◆ **Requirement**: Reproduce the listing below without any change.

※

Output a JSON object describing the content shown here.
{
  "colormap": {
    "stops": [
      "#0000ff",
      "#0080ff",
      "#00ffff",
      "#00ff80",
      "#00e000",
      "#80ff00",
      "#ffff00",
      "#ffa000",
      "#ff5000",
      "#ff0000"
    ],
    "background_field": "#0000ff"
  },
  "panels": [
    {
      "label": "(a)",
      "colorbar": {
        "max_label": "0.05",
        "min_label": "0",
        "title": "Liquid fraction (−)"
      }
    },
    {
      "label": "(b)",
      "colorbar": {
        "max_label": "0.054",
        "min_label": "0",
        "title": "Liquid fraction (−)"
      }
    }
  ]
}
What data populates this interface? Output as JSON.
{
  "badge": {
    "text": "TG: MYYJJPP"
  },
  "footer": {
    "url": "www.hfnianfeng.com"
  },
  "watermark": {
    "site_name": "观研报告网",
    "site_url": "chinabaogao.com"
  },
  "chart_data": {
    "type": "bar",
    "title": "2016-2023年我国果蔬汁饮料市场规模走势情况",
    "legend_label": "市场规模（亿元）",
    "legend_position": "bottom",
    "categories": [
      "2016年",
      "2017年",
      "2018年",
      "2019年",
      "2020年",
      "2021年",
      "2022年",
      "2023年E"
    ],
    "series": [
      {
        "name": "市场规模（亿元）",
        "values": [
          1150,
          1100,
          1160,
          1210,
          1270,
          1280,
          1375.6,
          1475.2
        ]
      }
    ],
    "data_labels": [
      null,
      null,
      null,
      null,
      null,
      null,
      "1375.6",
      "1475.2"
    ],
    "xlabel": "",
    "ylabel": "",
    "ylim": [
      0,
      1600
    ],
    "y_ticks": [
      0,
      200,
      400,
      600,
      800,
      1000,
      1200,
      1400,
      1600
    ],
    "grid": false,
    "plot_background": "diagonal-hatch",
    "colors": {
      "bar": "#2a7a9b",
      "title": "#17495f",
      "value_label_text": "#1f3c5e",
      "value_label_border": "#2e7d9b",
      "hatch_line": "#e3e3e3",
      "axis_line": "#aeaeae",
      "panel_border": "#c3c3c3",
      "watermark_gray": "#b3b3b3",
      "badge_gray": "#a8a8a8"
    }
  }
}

※

◆ **Answer to the problem**:
Output a JSON object describing the content shown here.
{
  "colormap": {
    "stops": [
      "#0000ff",
      "#0080ff",
      "#00ffff",
      "#00ff80",
      "#00e000",
      "#80ff00",
      "#ffff00",
      "#ffa000",
      "#ff5000",
      "#ff0000"
    ],
    "background_field": "#0000ff"
  },
  "panels": [
    {
      "label": "(a)",
      "colorbar": {
        "max_label": "0.05",
        "min_label": "0",
        "title": "Liquid fraction (−)"
      }
    },
    {
      "label": "(b)",
      "colorbar": {
        "max_label": "0.054",
        "min_label": "0",
        "title": "Liquid fraction (−)"
      }
    }
  ]
}
What data populates this interface? Output as JSON.
{
  "badge": {
    "text": "TG: MYYJJPP"
  },
  "footer": {
    "url": "www.hfnianfeng.com"
  },
  "watermark": {
    "site_name": "观研报告网",
    "site_url": "chinabaogao.com"
  },
  "chart_data": {
    "type": "bar",
    "title": "2016-2023年我国果蔬汁饮料市场规模走势情况",
    "legend_label": "市场规模（亿元）",
    "legend_position": "bottom",
    "categories": [
      "2016年",
      "2017年",
      "2018年",
      "2019年",
      "2020年",
      "2021年",
      "2022年",
      "2023年E"
    ],
    "series": [
      {
        "name": "市场规模（亿元）",
        "values": [
          1150,
          1100,
          1160,
          1210,
          1270,
          1280,
          1375.6,
          1475.2
        ]
      }
    ],
    "data_labels": [
      null,
      null,
      null,
      null,
      null,
      null,
      "1375.6",
      "1475.2"
    ],
    "xlabel": "",
    "ylabel": "",
    "ylim": [
      0,
      1600
    ],
    "y_ticks": [
      0,
      200,
      400,
      600,
      800,
      1000,
      1200,
      1400,
      1600
    ],
    "grid": false,
    "plot_background": "diagonal-hatch",
    "colors": {
      "bar": "#2a7a9b",
      "title": "#17495f",
      "value_label_text": "#1f3c5e",
      "value_label_border": "#2e7d9b",
      "hatch_line": "#e3e3e3",
      "axis_line": "#aeaeae",
      "panel_border": "#c3c3c3",
      "watermark_gray": "#b3b3b3",
      "badge_gray": "#a8a8a8"
    }
  }
}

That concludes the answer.